**Given problem**
Do any lines in the data below contain "length"? If so, copy every one of them.

**Exercise input**
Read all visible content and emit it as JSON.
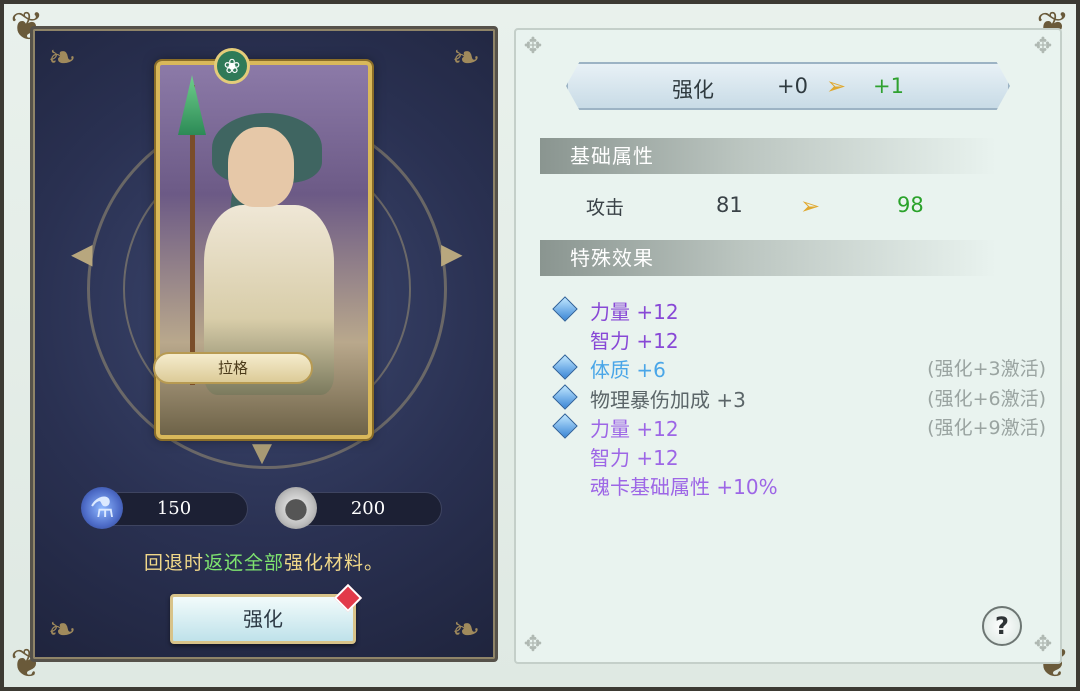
{
  "card": {
    "name": "拉格",
    "emblem_icon": "leaf-emblem-icon"
  },
  "resources": [
    {
      "icon": "potion-icon",
      "value": "150"
    },
    {
      "icon": "silver-coin-icon",
      "value": "200"
    }
  ],
  "note": {
    "prefix": "回退时",
    "highlight": "返还全部",
    "suffix": "强化材料。"
  },
  "enhance_button": {
    "label": "强化"
  },
  "level": {
    "label": "强化",
    "current": "+0",
    "next": "+1"
  },
  "sections": {
    "base": "基础属性",
    "special": "特殊效果"
  },
  "base_stats": [
    {
      "label": "攻击",
      "from": "81",
      "to": "98"
    }
  ],
  "effects": [
    {
      "gem": true,
      "text": "力量 +12",
      "color": "purple",
      "cond": ""
    },
    {
      "gem": false,
      "text": "智力 +12",
      "color": "purple",
      "cond": ""
    },
    {
      "gem": true,
      "text": "体质 +6",
      "color": "blue",
      "cond": "(强化+3激活)"
    },
    {
      "gem": true,
      "text": "物理暴伤加成 +3",
      "color": "gray",
      "cond": "(强化+6激活)"
    },
    {
      "gem": true,
      "text": "力量 +12",
      "color": "purple-light",
      "cond": "(强化+9激活)"
    },
    {
      "gem": false,
      "text": "智力 +12",
      "color": "purple-light",
      "cond": ""
    },
    {
      "gem": false,
      "text": "魂卡基础属性 +10%",
      "color": "purple-light",
      "cond": ""
    }
  ],
  "help": {
    "label": "?"
  },
  "colors": {
    "upgrade_green": "#2aa22a",
    "note_gold": "#f1d889",
    "note_green": "#7ee36f",
    "badge_red": "#e23a4a"
  }
}
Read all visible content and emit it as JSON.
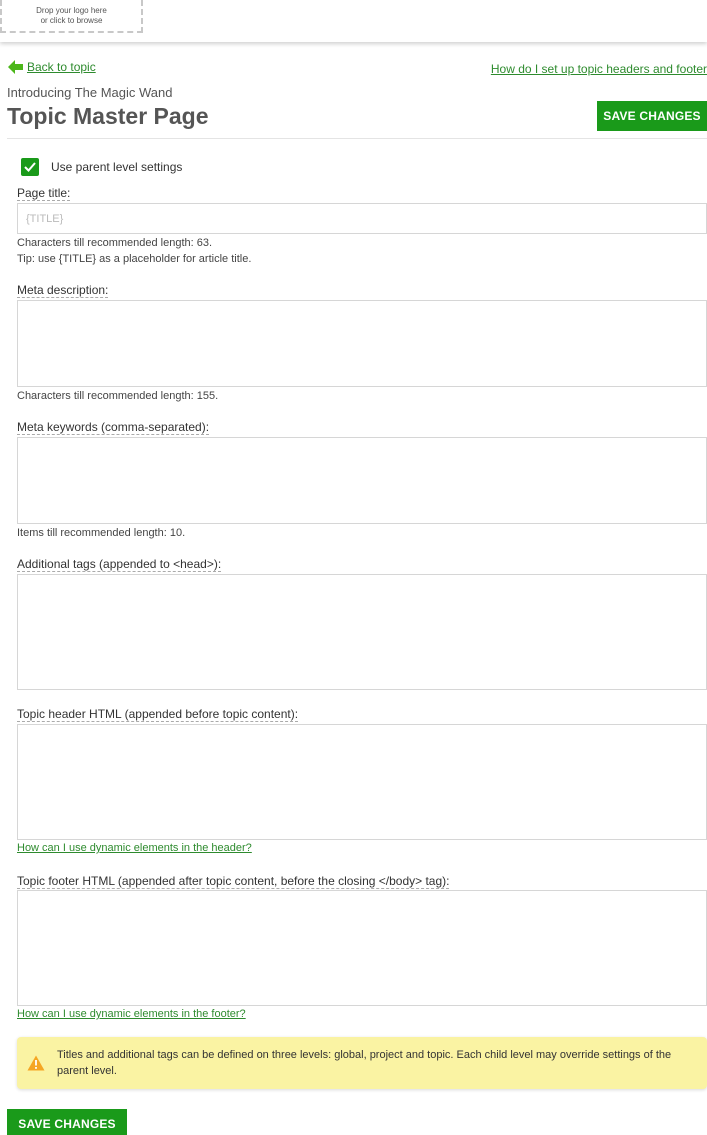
{
  "header": {
    "logo_line1": "Drop your logo here",
    "logo_line2": "or click to browse"
  },
  "nav": {
    "back_label": "Back to topic",
    "help_top_label": "How do I set up topic headers and footer"
  },
  "page": {
    "subtitle": "Introducing The Magic Wand",
    "title": "Topic Master Page",
    "save_label": "SAVE CHANGES"
  },
  "settings": {
    "use_parent_label": "Use parent level settings",
    "use_parent_checked": true
  },
  "form": {
    "page_title": {
      "label": "Page title:",
      "value": "",
      "placeholder": "{TITLE}",
      "hint1": "Characters till recommended length: 63.",
      "hint2": "Tip: use {TITLE} as a placeholder for article title."
    },
    "meta_description": {
      "label": "Meta description:",
      "value": "",
      "hint": "Characters till recommended length: 155."
    },
    "meta_keywords": {
      "label": "Meta keywords (comma-separated):",
      "value": "",
      "hint": "Items till recommended length: 10."
    },
    "additional_tags": {
      "label": "Additional tags (appended to <head>):",
      "value": ""
    },
    "topic_header": {
      "label": "Topic header HTML (appended before topic content):",
      "value": "",
      "help_link": "How can I use dynamic elements in the header?"
    },
    "topic_footer": {
      "label": "Topic footer HTML (appended after topic content, before the closing </body> tag):",
      "value": "",
      "help_link": "How can I use dynamic elements in the footer?"
    }
  },
  "notice": {
    "text": "Titles and additional tags can be defined on three levels: global, project and topic. Each child level may override settings of the parent level."
  },
  "colors": {
    "accent_green": "#1a9a1a",
    "link_green": "#2e8b2e",
    "notice_bg": "#faf3a3",
    "warning_orange": "#f5a623"
  },
  "icons": {
    "back": "arrow-left-icon",
    "checkbox": "checkmark-icon",
    "notice": "warning-triangle-icon"
  }
}
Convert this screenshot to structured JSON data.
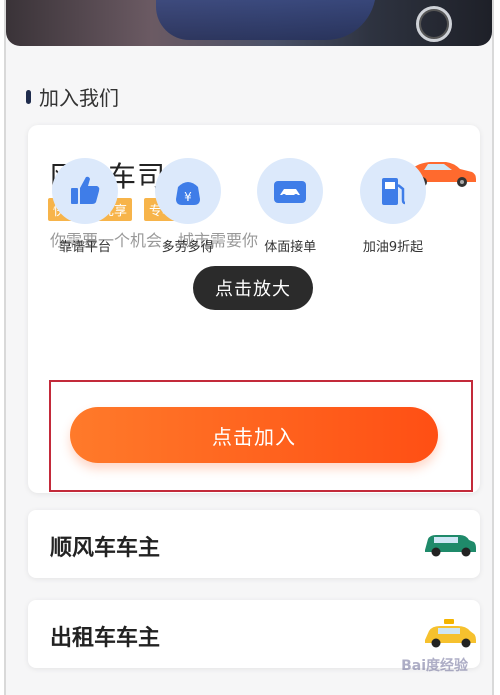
{
  "section": {
    "title": "加入我们"
  },
  "driver_card": {
    "title": "网约车司机",
    "tags": [
      "快车",
      "优享",
      "专车"
    ],
    "slogan": "你需要一个机会，城市需要你",
    "features": [
      {
        "icon": "thumbs-up-icon",
        "label": "靠谱平台"
      },
      {
        "icon": "yuan-money-icon",
        "label": "多劳多得"
      },
      {
        "icon": "car-icon",
        "label": "体面接单"
      },
      {
        "icon": "fuel-pump-icon",
        "label": "加油9折起"
      }
    ],
    "join_button": "点击加入"
  },
  "tooltip": "点击放大",
  "list": [
    {
      "title": "顺风车车主"
    },
    {
      "title": "出租车车主"
    }
  ],
  "watermark": "Bai度经验",
  "colors": {
    "accent": "#ff5f1f",
    "tag": "#f7b44a",
    "icon_bg": "#dce9fb",
    "icon_fg": "#3f7de8",
    "highlight": "#c32a3a"
  }
}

**Worked solution**
      "hint1": "Characters till recommended length: 63.",
      "hint": "Characters till recommended length: 155."
      "hint": "Items till recommended length: 10."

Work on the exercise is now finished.